- EXERCISE BRIEF
Leave out the images; return the rest of the data exactly.
-------- DATA SHOWN
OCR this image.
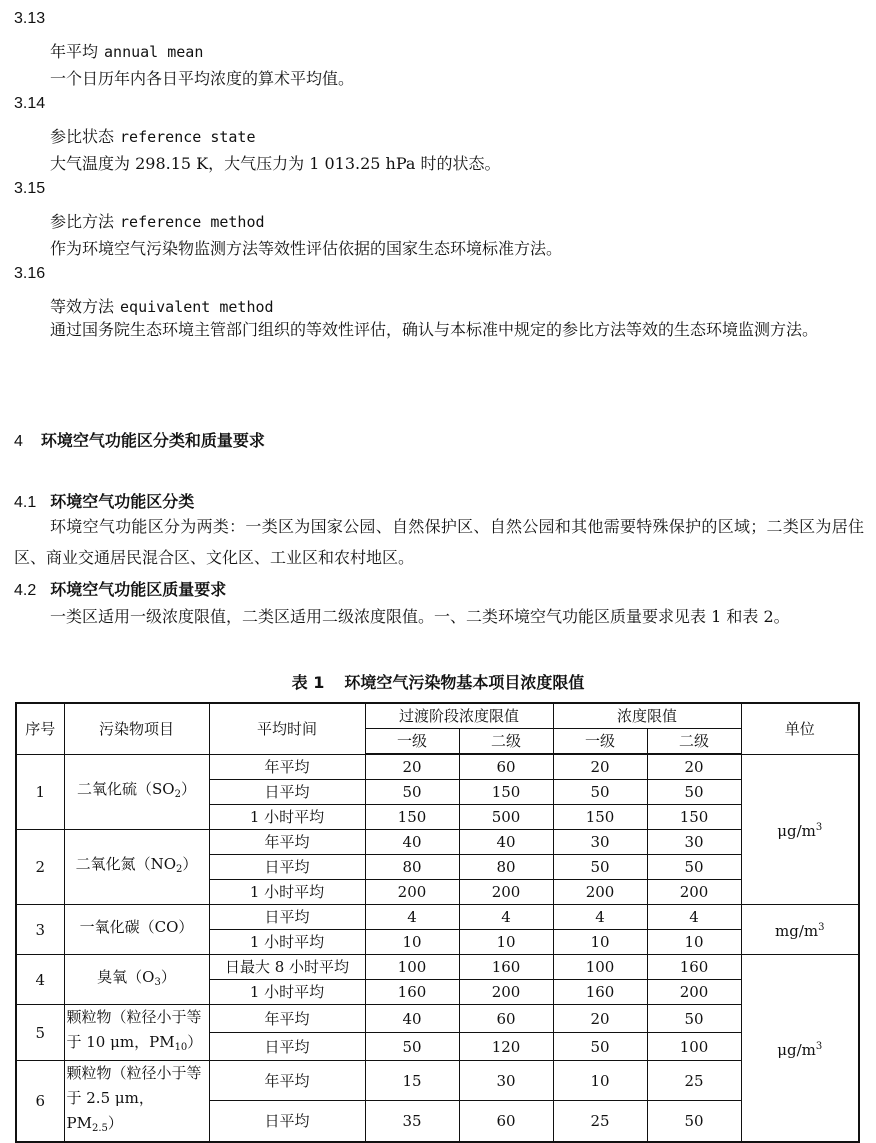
3.13
年平均 annual mean
一个日历年内各日平均浓度的算术平均值。
3.14
参比状态 reference state
大气温度为 298.15 K，大气压力为 1 013.25 hPa 时的状态。
3.15
参比方法 reference method
作为环境空气污染物监测方法等效性评估依据的国家生态环境标准方法。
3.16
等效方法 equivalent method
通过国务院生态环境主管部门组织的等效性评估，确认与本标准中规定的参比方法等效的生态环境监测方法。
4 环境空气功能区分类和质量要求
4.1 环境空气功能区分类
环境空气功能区分为两类：一类区为国家公园、自然保护区、自然公园和其他需要特殊保护的区域；二类区为居住区、商业交通居民混合区、文化区、工业区和农村地区。
4.2 环境空气功能区质量要求
一类区适用一级浓度限值，二类区适用二级浓度限值。一、二类环境空气功能区质量要求见表 1 和表 2。
表 1 环境空气污染物基本项目浓度限值
序号	污染物项目	平均时间	过渡阶段浓度限值		浓度限值		单位
			一级	二级	一级	二级	
1	二氧化硫$(SO_2)$	年平均	20	60	20	20	$\mu g/m^3$
		日平均	50	150	50	50	
		1 小时平均	150	500	150	150	
2	二氧化氮$(NO_2)$	年平均	40	40	30	30	
		日平均	80	80	50	50	
		1 小时平均	200	200	200	200	
3	一氧化碳（CO）	日平均	4	4	4	4	$mg/m^3$
		1 小时平均	10	10	10	10	
4	臭氧$(O_3)$	日最大 8 小时平均	100	160	100	160	$\mu g/m^3$
		1 小时平均	160	200	160	200	
5	颗粒物（粒径小于等于 10 μm，$PM_{10}$）	年平均	40	60	20	50	
		日平均	50	120	50	100	
6	颗粒物（粒径小于等于 2.5 μm，$PM_{2.5}$）	年平均	15	30	10	25	
		日平均	35	60	25	50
----------------
- CORRECT RESULT
OCR this image.
3.13
年平均 annual mean
一个日历年内各日平均浓度的算术平均值。
3.14
参比状态 reference state
大气温度为 298.15 K，大气压力为 1 013.25 hPa 时的状态。
3.15
参比方法 reference method
作为环境空气污染物监测方法等效性评估依据的国家生态环境标准方法。
3.16
等效方法 equivalent method
通过国务院生态环境主管部门组织的等效性评估，确认与本标准中规定的参比方法等效的生态环境监测方法。
4 环境空气功能区分类和质量要求
4.1 环境空气功能区分类
环境空气功能区分为两类：一类区为国家公园、自然保护区、自然公园和其他需要特殊保护的区域；二类区为居住区、商业交通居民混合区、文化区、工业区和农村地区。
4.2 环境空气功能区质量要求
一类区适用一级浓度限值，二类区适用二级浓度限值。一、二类环境空气功能区质量要求见表 1 和表 2。
表 1 环境空气污染物基本项目浓度限值
序号	污染物项目	平均时间	过渡阶段浓度限值		浓度限值		单位
			一级	二级	一级	二级	
1	二氧化硫$(SO_2)$	年平均	20	60	20	20	$\mu g/m^3$
		日平均	50	150	50	50	
		1 小时平均	150	500	150	150	
2	二氧化氮$(NO_2)$	年平均	40	40	30	30	
		日平均	80	80	50	50	
		1 小时平均	200	200	200	200	
3	一氧化碳（CO）	日平均	4	4	4	4	$mg/m^3$
		1 小时平均	10	10	10	10	
4	臭氧$(O_3)$	日最大 8 小时平均	100	160	100	160	$\mu g/m^3$
		1 小时平均	160	200	160	200	
5	颗粒物（粒径小于等于 10 μm，$PM_{10}$）	年平均	40	60	20	50	
		日平均	50	120	50	100	
6	颗粒物（粒径小于等于 2.5 μm，$PM_{2.5}$）	年平均	15	30	10	25	
		日平均	35	60	25	50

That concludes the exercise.